- Task set -
**A.** In the passage below on picking the top n items from a collection, list every running-time expression it gives.
**B.** Answer these about the passage below on picking the top n items from a collection:
(i) What example number does it give for n?
(ii) How much time does sorting the whole collection take?
(iii) What is the function in the pseudocode named?

- Passage shown -

Let N be the total number of elements in your collection (e.g.
1000,000), and n the number of elements that you want to take out of
this collection (e.g 10).

By sorting the collection of N elements you spend N log N time. By
repeatedly adding an to the small collection and removing the minimum
you spend N log n time (if you have a good sorted collection that
takes log n time to insert).

The algorithm spelled out in imperative pseudocode is:

def top_n(n,coll)
  let result = new SortedCollection(take n from coll)
  for x in (drop n from coll):
    result.add(x)

- Dataset records -

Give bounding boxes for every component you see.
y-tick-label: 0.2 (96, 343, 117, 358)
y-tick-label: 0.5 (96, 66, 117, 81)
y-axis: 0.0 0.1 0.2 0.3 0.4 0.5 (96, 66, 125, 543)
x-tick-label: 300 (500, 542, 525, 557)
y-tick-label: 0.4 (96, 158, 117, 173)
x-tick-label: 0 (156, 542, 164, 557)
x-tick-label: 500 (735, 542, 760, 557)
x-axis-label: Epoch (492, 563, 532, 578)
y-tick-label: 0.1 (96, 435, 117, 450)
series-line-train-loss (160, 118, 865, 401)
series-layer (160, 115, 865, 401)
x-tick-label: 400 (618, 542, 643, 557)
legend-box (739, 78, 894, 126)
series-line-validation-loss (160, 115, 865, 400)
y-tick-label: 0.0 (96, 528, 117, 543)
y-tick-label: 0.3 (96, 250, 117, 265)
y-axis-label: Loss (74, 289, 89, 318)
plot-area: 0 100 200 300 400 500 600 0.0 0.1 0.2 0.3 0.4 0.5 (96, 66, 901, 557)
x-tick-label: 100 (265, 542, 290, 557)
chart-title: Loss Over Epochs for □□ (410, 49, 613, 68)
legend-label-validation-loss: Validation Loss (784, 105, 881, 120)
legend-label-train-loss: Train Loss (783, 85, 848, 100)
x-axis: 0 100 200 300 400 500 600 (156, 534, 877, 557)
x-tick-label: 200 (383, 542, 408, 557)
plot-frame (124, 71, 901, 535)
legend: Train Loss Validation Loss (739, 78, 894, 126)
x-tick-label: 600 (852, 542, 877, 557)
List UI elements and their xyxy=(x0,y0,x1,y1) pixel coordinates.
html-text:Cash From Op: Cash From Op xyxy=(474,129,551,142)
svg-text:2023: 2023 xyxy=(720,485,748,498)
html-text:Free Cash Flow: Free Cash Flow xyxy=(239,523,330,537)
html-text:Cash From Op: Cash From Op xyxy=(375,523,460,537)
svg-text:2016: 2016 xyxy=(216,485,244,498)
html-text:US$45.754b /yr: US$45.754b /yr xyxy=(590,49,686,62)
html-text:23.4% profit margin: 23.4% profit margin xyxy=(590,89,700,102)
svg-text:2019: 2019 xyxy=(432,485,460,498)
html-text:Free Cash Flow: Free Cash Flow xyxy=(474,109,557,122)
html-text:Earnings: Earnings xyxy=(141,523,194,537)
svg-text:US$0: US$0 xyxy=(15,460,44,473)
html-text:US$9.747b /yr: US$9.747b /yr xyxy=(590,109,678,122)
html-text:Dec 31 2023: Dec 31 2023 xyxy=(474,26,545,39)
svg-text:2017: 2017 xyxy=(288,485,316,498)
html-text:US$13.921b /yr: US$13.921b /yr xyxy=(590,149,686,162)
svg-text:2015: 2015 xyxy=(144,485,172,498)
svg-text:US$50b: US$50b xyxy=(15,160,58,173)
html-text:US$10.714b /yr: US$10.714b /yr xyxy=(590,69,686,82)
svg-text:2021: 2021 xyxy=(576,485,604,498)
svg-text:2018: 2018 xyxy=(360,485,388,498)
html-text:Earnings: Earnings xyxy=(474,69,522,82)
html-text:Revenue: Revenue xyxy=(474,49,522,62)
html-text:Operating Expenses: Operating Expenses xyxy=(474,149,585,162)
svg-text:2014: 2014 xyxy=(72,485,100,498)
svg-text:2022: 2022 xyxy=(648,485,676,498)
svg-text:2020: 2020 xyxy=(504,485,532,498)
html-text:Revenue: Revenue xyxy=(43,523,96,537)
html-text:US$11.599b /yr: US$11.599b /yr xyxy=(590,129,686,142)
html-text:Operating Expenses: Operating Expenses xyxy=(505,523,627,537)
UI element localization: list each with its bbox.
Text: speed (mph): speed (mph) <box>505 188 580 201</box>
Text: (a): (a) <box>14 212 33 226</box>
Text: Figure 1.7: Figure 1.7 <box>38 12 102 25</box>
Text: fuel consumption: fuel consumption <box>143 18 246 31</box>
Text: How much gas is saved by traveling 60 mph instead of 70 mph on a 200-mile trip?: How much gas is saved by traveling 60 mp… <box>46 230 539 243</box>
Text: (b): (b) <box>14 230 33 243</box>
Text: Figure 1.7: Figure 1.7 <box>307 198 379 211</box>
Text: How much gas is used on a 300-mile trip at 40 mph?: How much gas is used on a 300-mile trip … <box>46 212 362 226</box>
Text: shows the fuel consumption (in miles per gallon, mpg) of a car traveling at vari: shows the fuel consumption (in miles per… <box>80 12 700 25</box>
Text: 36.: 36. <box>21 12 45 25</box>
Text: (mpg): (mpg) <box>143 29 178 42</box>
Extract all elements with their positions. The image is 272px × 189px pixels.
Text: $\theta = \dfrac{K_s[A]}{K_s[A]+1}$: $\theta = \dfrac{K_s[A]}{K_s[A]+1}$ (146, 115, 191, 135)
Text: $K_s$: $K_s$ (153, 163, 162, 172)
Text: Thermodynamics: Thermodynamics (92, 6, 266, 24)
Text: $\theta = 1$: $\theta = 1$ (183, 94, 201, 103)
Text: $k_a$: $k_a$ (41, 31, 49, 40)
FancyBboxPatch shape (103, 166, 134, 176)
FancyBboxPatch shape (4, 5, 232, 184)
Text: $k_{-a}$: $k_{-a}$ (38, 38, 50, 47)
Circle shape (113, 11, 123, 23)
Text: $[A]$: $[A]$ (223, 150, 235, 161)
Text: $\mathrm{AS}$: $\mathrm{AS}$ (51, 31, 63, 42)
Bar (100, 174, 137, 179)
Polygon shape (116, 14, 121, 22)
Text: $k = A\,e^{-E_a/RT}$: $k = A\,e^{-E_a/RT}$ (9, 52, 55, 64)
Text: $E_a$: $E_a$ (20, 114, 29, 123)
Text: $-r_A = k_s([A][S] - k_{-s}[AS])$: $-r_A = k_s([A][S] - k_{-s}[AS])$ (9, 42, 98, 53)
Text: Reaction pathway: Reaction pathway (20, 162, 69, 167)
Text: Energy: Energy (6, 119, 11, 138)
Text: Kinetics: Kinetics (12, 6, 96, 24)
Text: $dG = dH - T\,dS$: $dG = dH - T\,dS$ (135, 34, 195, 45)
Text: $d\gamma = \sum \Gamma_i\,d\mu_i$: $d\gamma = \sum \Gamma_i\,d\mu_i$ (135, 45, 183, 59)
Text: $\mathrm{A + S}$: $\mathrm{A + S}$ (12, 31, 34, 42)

- Solved tasks -
**A.**
N log N
N log n
log n

**B.**
(i) 10
(ii) N log N
(iii) top_n